* _What is needed_: Copy out each line that has "Noise" in it.

(Figure contents as structured data)

──────

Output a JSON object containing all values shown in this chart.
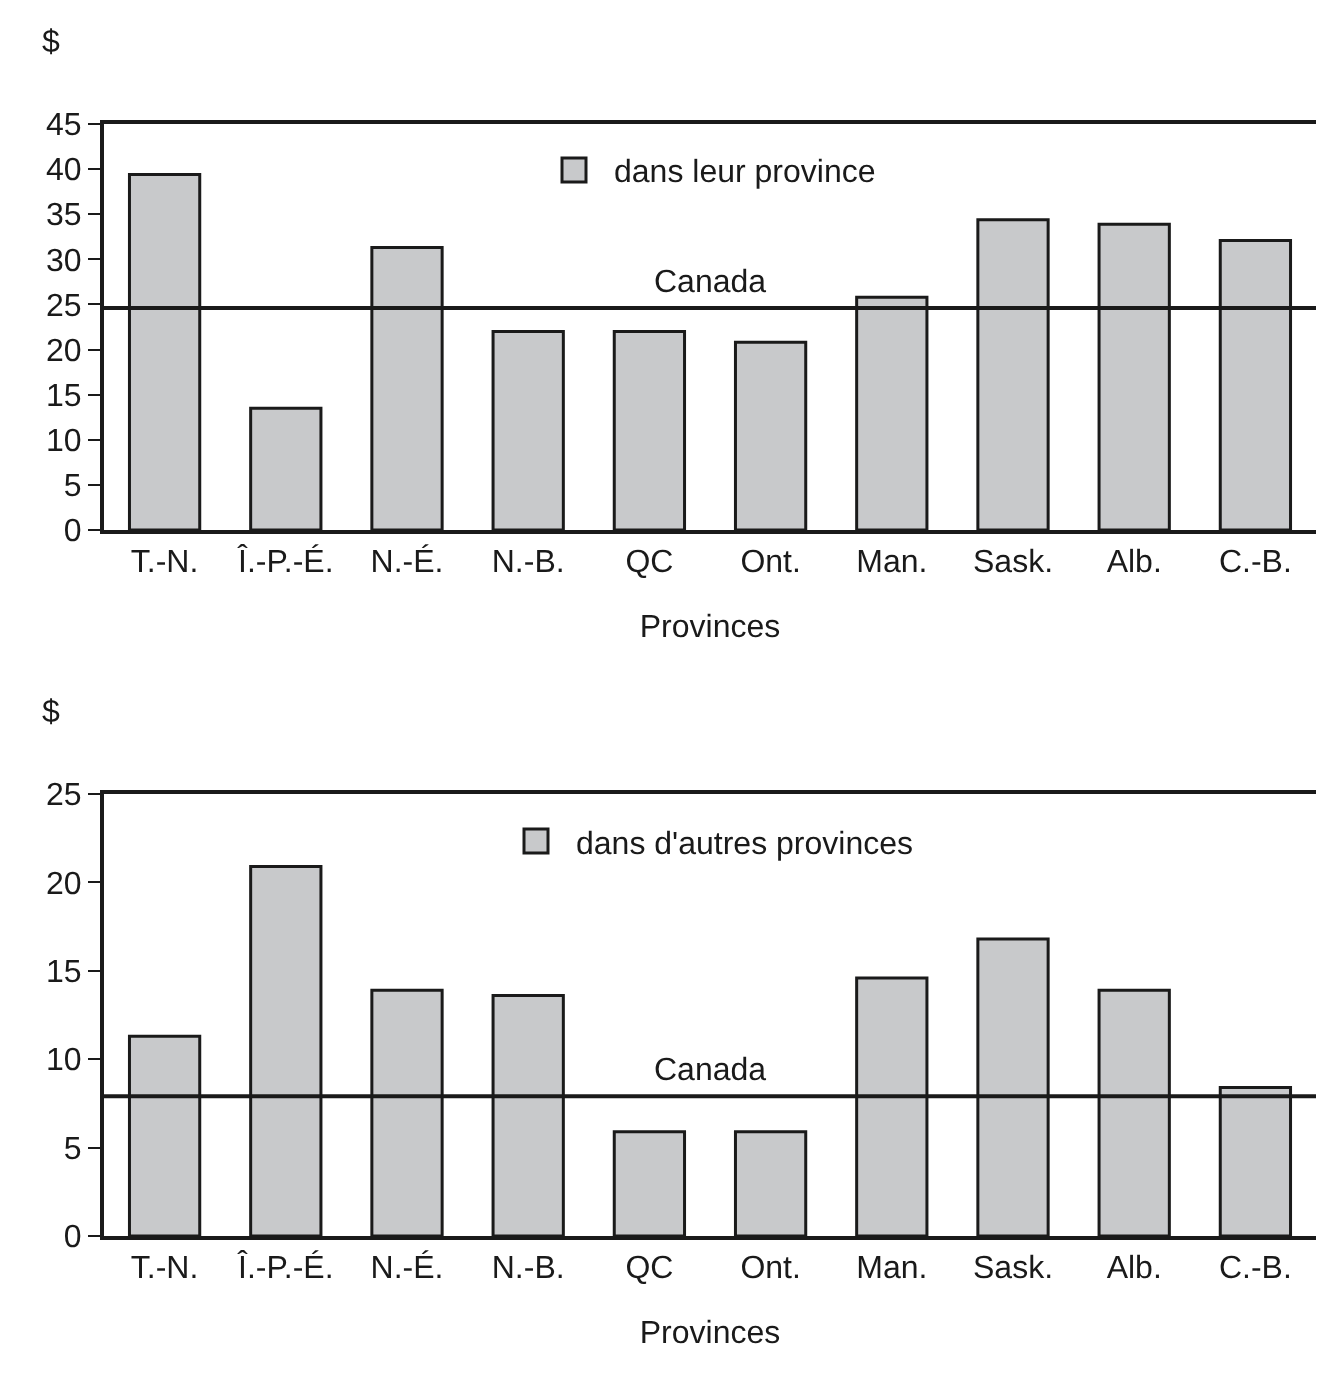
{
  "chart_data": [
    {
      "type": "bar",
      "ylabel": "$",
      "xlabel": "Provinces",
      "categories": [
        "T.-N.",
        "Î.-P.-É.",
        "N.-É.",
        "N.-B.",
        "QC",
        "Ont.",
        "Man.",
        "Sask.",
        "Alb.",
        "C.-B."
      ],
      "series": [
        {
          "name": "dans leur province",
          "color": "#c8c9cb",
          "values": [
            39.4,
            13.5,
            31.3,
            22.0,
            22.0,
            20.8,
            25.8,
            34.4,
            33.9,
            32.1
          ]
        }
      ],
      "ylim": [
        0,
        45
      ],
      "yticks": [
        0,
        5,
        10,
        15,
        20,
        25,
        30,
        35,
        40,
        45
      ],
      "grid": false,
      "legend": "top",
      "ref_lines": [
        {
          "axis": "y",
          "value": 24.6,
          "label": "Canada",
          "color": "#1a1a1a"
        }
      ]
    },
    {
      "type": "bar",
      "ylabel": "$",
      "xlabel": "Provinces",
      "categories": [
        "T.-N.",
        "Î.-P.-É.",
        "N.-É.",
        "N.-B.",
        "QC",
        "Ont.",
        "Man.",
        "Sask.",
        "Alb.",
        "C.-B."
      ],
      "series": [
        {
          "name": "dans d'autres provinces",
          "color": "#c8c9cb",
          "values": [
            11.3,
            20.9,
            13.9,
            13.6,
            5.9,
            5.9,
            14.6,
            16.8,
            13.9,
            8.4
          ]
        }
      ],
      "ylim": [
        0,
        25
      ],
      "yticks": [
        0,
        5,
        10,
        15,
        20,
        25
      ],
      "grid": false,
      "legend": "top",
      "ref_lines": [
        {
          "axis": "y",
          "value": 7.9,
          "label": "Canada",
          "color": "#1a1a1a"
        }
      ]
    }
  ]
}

──────

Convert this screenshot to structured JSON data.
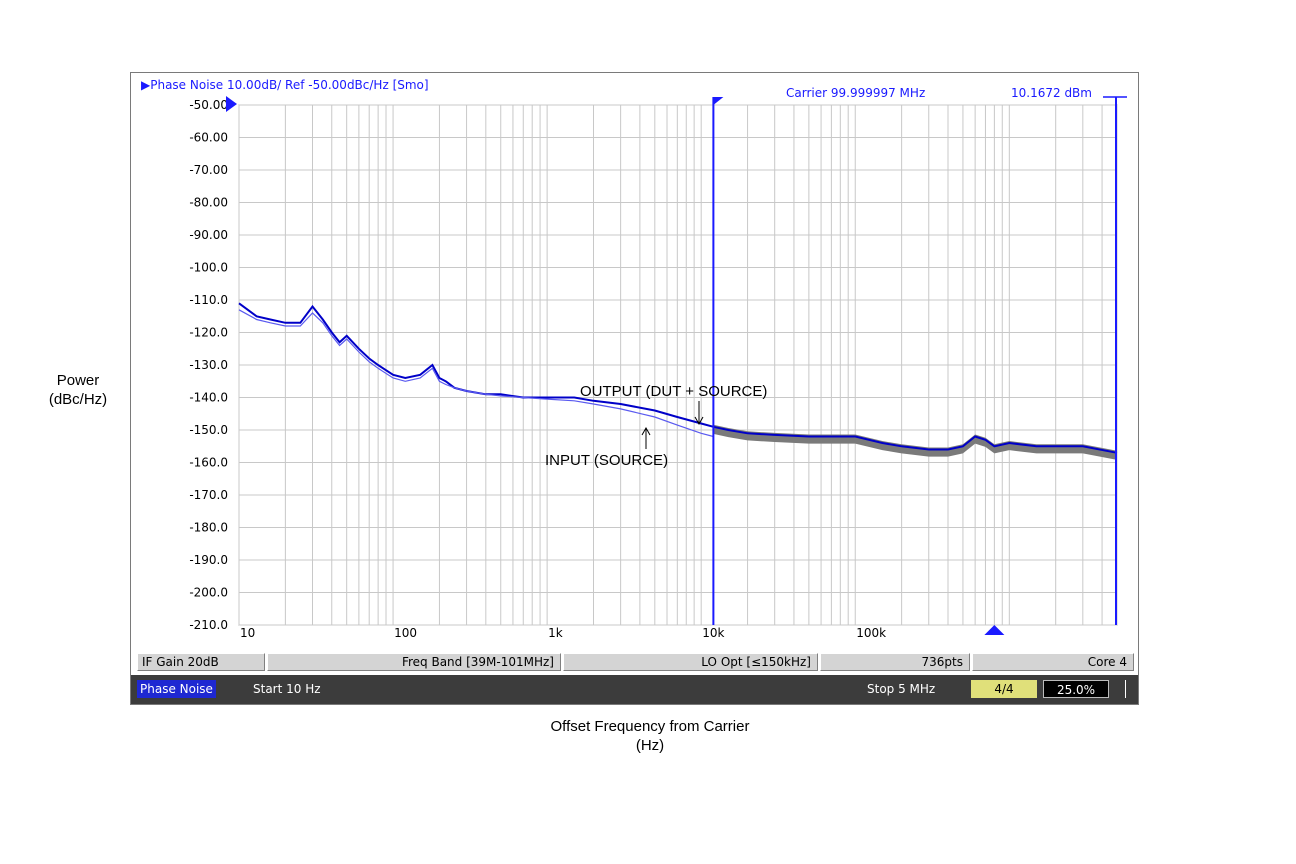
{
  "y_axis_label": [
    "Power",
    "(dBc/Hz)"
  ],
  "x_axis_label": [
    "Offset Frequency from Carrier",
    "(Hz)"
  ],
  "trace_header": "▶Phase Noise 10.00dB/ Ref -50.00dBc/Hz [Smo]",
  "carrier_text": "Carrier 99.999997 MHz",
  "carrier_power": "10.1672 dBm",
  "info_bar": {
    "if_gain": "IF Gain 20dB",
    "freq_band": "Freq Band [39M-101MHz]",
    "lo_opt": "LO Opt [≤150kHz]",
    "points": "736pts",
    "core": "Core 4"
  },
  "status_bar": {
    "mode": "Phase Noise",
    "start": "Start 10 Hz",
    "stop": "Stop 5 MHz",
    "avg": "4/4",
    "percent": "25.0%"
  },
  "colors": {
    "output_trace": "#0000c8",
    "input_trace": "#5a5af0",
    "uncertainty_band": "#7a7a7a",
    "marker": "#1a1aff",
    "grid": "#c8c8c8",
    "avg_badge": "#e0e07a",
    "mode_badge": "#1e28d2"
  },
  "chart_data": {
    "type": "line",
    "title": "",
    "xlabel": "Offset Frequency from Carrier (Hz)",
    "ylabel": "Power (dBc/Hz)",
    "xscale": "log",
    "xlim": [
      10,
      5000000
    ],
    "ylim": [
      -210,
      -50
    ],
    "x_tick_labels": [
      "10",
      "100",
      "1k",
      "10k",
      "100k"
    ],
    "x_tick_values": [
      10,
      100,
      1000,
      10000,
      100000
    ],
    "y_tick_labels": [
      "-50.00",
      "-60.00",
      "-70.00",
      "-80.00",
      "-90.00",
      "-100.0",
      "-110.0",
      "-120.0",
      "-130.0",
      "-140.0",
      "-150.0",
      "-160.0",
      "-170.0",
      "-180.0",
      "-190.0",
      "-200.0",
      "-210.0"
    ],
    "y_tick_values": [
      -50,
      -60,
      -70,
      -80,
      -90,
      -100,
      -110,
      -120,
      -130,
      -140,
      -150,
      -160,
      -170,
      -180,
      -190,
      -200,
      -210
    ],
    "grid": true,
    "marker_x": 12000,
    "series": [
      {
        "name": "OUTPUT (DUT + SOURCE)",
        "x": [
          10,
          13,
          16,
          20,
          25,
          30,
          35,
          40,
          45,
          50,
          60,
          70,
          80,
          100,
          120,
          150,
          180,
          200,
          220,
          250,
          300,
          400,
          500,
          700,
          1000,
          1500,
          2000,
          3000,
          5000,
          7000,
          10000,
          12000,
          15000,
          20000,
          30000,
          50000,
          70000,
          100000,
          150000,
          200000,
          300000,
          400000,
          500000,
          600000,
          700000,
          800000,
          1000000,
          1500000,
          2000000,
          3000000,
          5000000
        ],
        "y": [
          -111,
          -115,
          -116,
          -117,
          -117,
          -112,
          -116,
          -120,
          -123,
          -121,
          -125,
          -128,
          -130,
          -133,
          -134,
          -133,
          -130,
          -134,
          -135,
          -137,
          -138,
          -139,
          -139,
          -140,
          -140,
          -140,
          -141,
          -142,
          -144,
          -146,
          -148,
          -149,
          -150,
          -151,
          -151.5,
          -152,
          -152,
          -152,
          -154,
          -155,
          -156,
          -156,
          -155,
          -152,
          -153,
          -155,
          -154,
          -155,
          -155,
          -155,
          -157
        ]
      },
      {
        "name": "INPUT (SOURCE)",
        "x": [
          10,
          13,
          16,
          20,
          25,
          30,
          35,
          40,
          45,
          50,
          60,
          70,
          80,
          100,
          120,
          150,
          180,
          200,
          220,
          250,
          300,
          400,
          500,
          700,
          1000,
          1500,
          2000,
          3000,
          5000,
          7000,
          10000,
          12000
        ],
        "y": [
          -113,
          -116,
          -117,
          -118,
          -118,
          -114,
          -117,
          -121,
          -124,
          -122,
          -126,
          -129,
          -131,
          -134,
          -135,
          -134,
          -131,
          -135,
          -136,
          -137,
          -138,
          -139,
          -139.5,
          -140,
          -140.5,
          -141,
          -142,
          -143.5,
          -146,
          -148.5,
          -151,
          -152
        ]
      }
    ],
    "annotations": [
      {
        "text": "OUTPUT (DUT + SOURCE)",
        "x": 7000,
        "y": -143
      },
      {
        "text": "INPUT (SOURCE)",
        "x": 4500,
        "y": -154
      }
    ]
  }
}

──────

* _Problem solution_:
  "trace_header": "▶Phase Noise 10.00dB/ Ref -50.00dBc/Hz [Smo]",
    "mode": "Phase Noise",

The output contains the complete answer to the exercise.